[Aim]
Pictures should be excluded; otherwise, copy every entry exactly.
====
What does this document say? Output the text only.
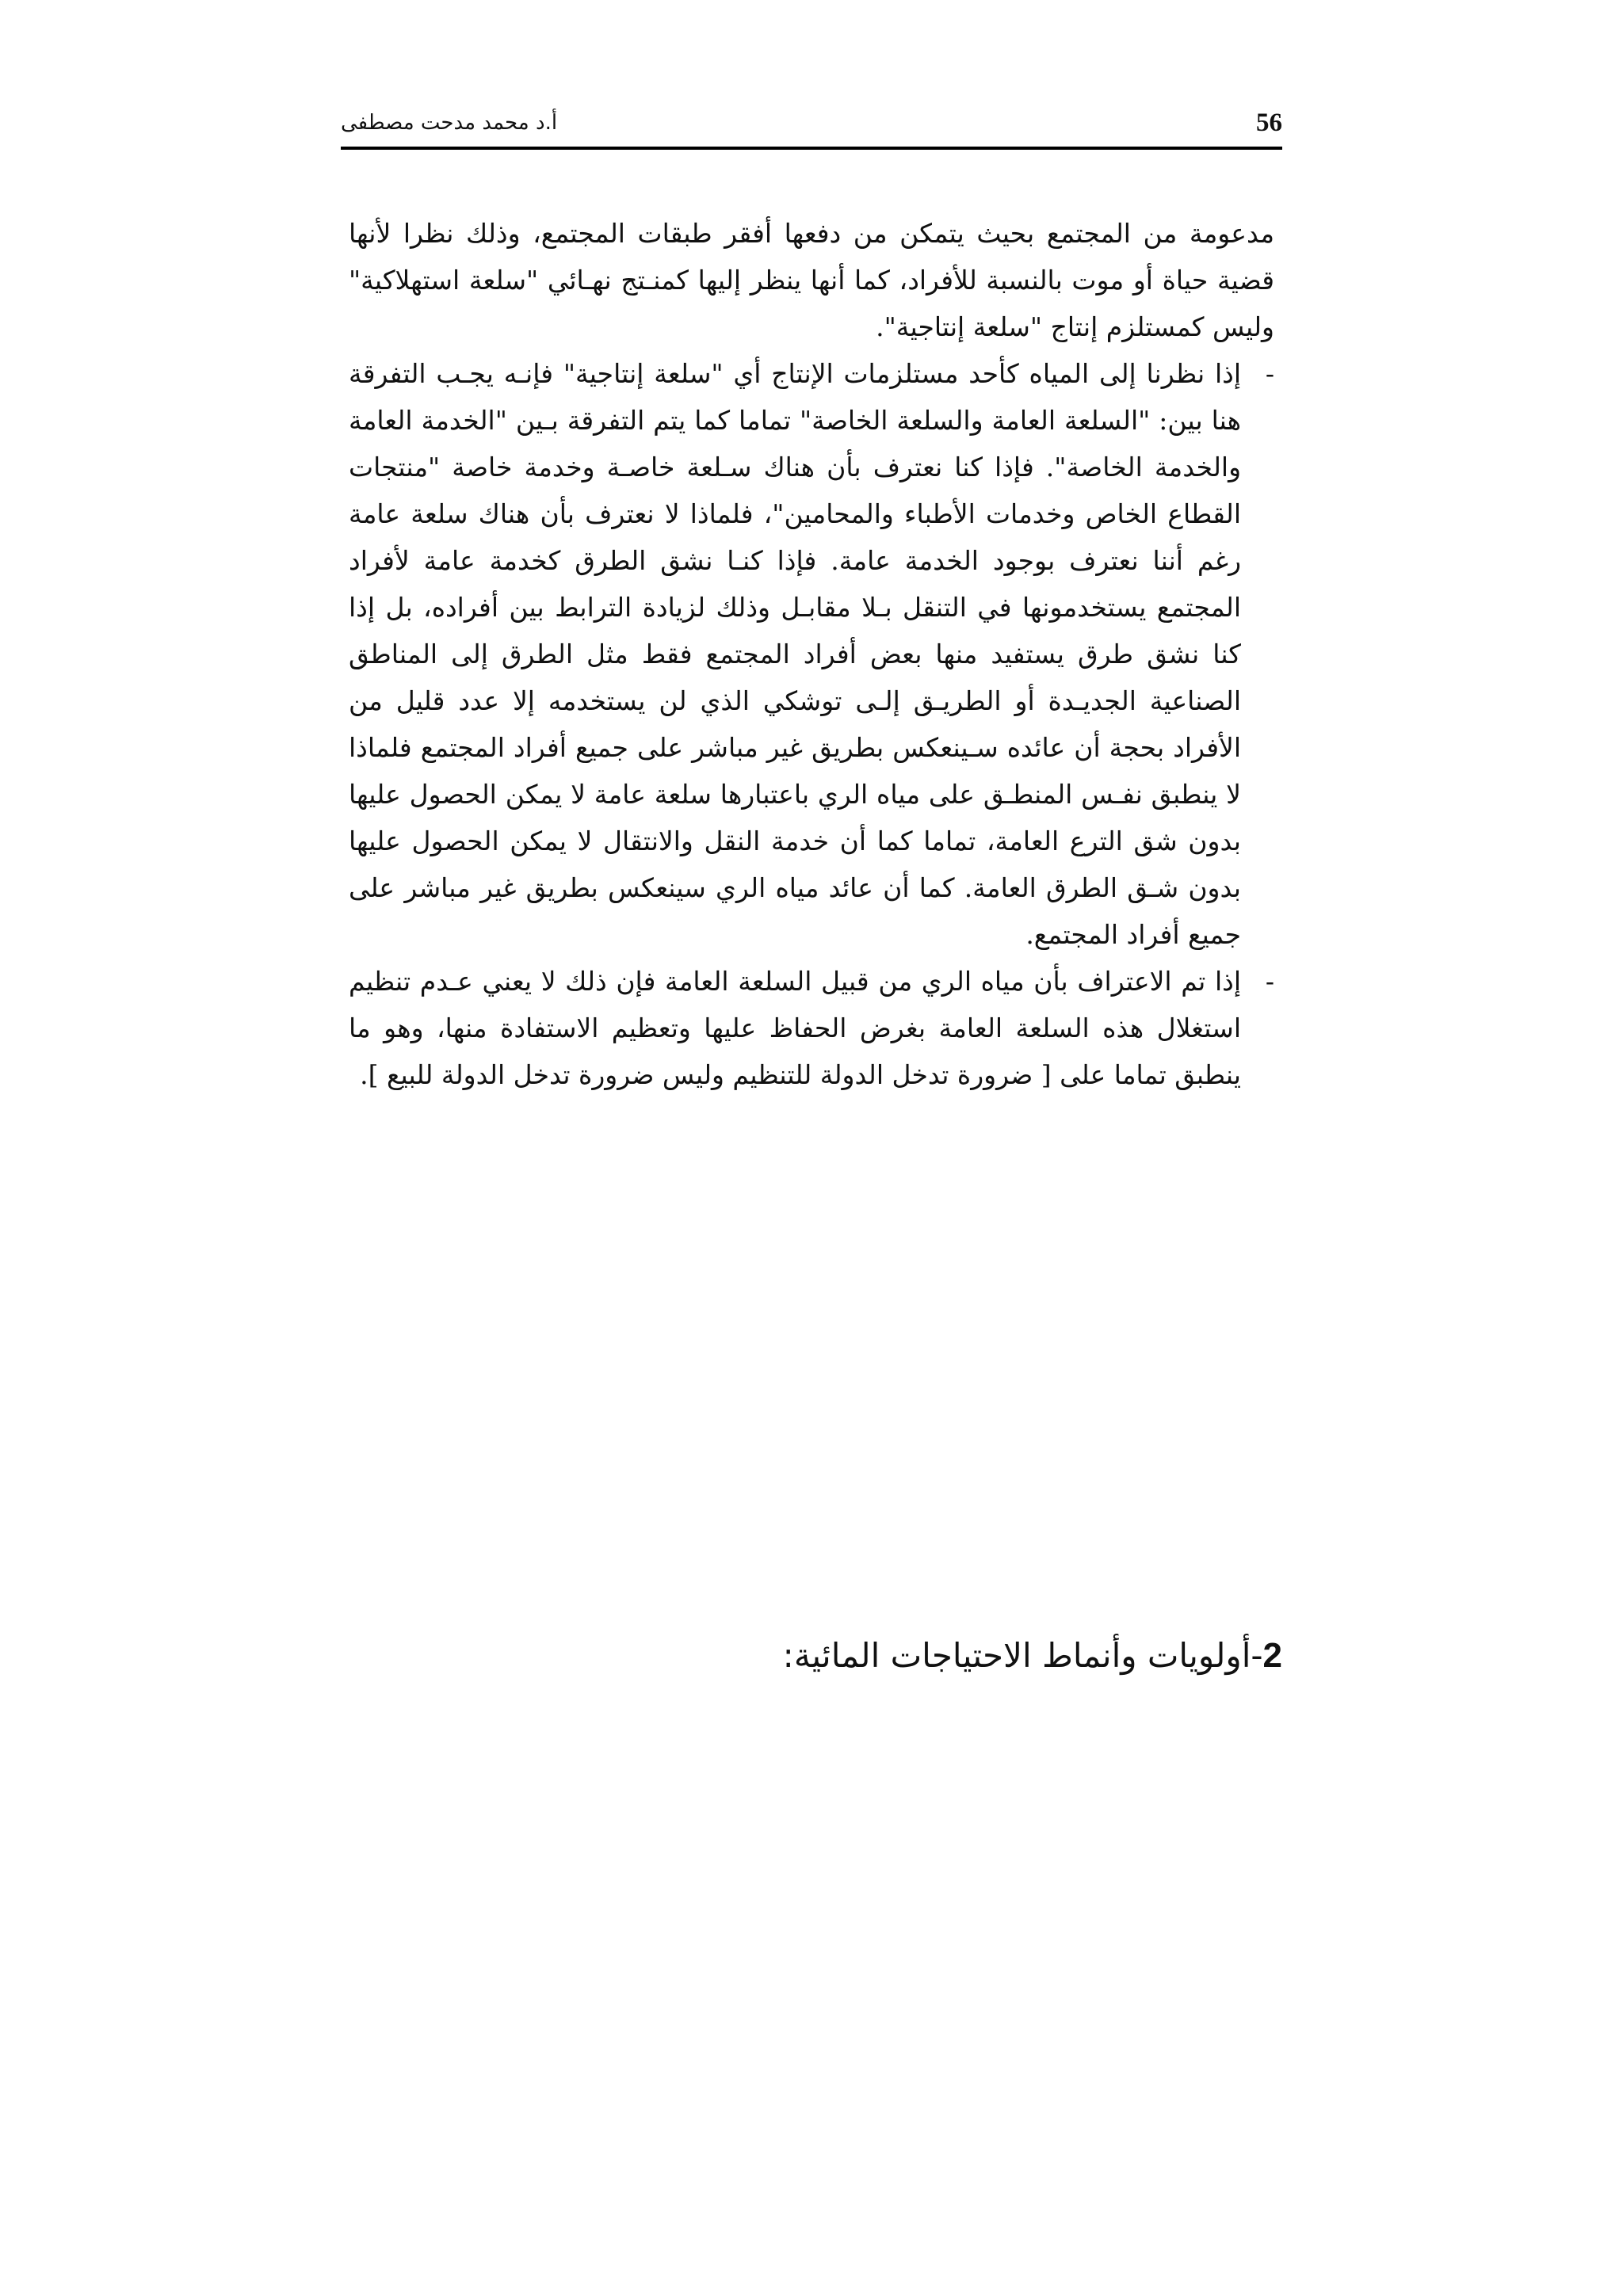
56
أ.د محمد مدحت مصطفى

مدعومة من المجتمع بحيث يتمكن من دفعها أفقر طبقات المجتمع، وذلك نظرا لأنها قضية حياة أو موت بالنسبة للأفراد، كما أنها ينظر إليها كمنـتج نهـائي "سلعة استهلاكية" وليس كمستلزم إنتاج "سلعة إنتاجية".

-
إذا نظرنا إلى المياه كأحد مستلزمات الإنتاج أي "سلعة إنتاجية" فإنـه يجـب التفرقة هنا بين: "السلعة العامة والسلعة الخاصة" تماما كما يتم التفرقة بـين "الخدمة العامة والخدمة الخاصة". فإذا كنا نعترف بأن هناك سـلعة خاصـة وخدمة خاصة "منتجات القطاع الخاص وخدمات الأطباء والمحامين"، فلماذا لا نعترف بأن هناك سلعة عامة رغم أننا نعترف بوجود الخدمة عامة. فإذا كنـا نشق الطرق كخدمة عامة لأفراد المجتمع يستخدمونها في التنقل بـلا مقابـل وذلك لزيادة الترابط بين أفراده، بل إذا كنا نشق طرق يستفيد منها بعض أفراد المجتمع فقط مثل الطرق إلى المناطق الصناعية الجديـدة أو الطريـق إلـى توشكي الذي لن يستخدمه إلا عدد قليل من الأفراد بحجة أن عائده سـينعكس بطريق غير مباشر على جميع أفراد المجتمع فلماذا لا ينطبق نفـس المنطـق على مياه الري باعتبارها سلعة عامة لا يمكن الحصول عليها بدون شق الترع العامة، تماما كما أن خدمة النقل والانتقال لا يمكن الحصول عليها بدون شـق الطرق العامة. كما أن عائد مياه الري سينعكس بطريق غير مباشر على جميع أفراد المجتمع.

-
إذا تم الاعتراف بأن مياه الري من قبيل السلعة العامة فإن ذلك لا يعني عـدم تنظيم استغلال هذه السلعة العامة بغرض الحفاظ عليها وتعظيم الاستفادة منها، وهو ما ينطبق تماما على [ ضرورة تدخل الدولة للتنظيم وليس ضرورة تدخل الدولة للبيع ].

2-أولويات وأنماط الاحتياجات المائية:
====
[Result]
What does this document say? Output the text only.
56
أ.د محمد مدحت مصطفى

مدعومة من المجتمع بحيث يتمكن من دفعها أفقر طبقات المجتمع، وذلك نظرا لأنها قضية حياة أو موت بالنسبة للأفراد، كما أنها ينظر إليها كمنـتج نهـائي "سلعة استهلاكية" وليس كمستلزم إنتاج "سلعة إنتاجية".

-
إذا نظرنا إلى المياه كأحد مستلزمات الإنتاج أي "سلعة إنتاجية" فإنـه يجـب التفرقة هنا بين: "السلعة العامة والسلعة الخاصة" تماما كما يتم التفرقة بـين "الخدمة العامة والخدمة الخاصة". فإذا كنا نعترف بأن هناك سـلعة خاصـة وخدمة خاصة "منتجات القطاع الخاص وخدمات الأطباء والمحامين"، فلماذا لا نعترف بأن هناك سلعة عامة رغم أننا نعترف بوجود الخدمة عامة. فإذا كنـا نشق الطرق كخدمة عامة لأفراد المجتمع يستخدمونها في التنقل بـلا مقابـل وذلك لزيادة الترابط بين أفراده، بل إذا كنا نشق طرق يستفيد منها بعض أفراد المجتمع فقط مثل الطرق إلى المناطق الصناعية الجديـدة أو الطريـق إلـى توشكي الذي لن يستخدمه إلا عدد قليل من الأفراد بحجة أن عائده سـينعكس بطريق غير مباشر على جميع أفراد المجتمع فلماذا لا ينطبق نفـس المنطـق على مياه الري باعتبارها سلعة عامة لا يمكن الحصول عليها بدون شق الترع العامة، تماما كما أن خدمة النقل والانتقال لا يمكن الحصول عليها بدون شـق الطرق العامة. كما أن عائد مياه الري سينعكس بطريق غير مباشر على جميع أفراد المجتمع.

-
إذا تم الاعتراف بأن مياه الري من قبيل السلعة العامة فإن ذلك لا يعني عـدم تنظيم استغلال هذه السلعة العامة بغرض الحفاظ عليها وتعظيم الاستفادة منها، وهو ما ينطبق تماما على [ ضرورة تدخل الدولة للتنظيم وليس ضرورة تدخل الدولة للبيع ].

2-أولويات وأنماط الاحتياجات المائية:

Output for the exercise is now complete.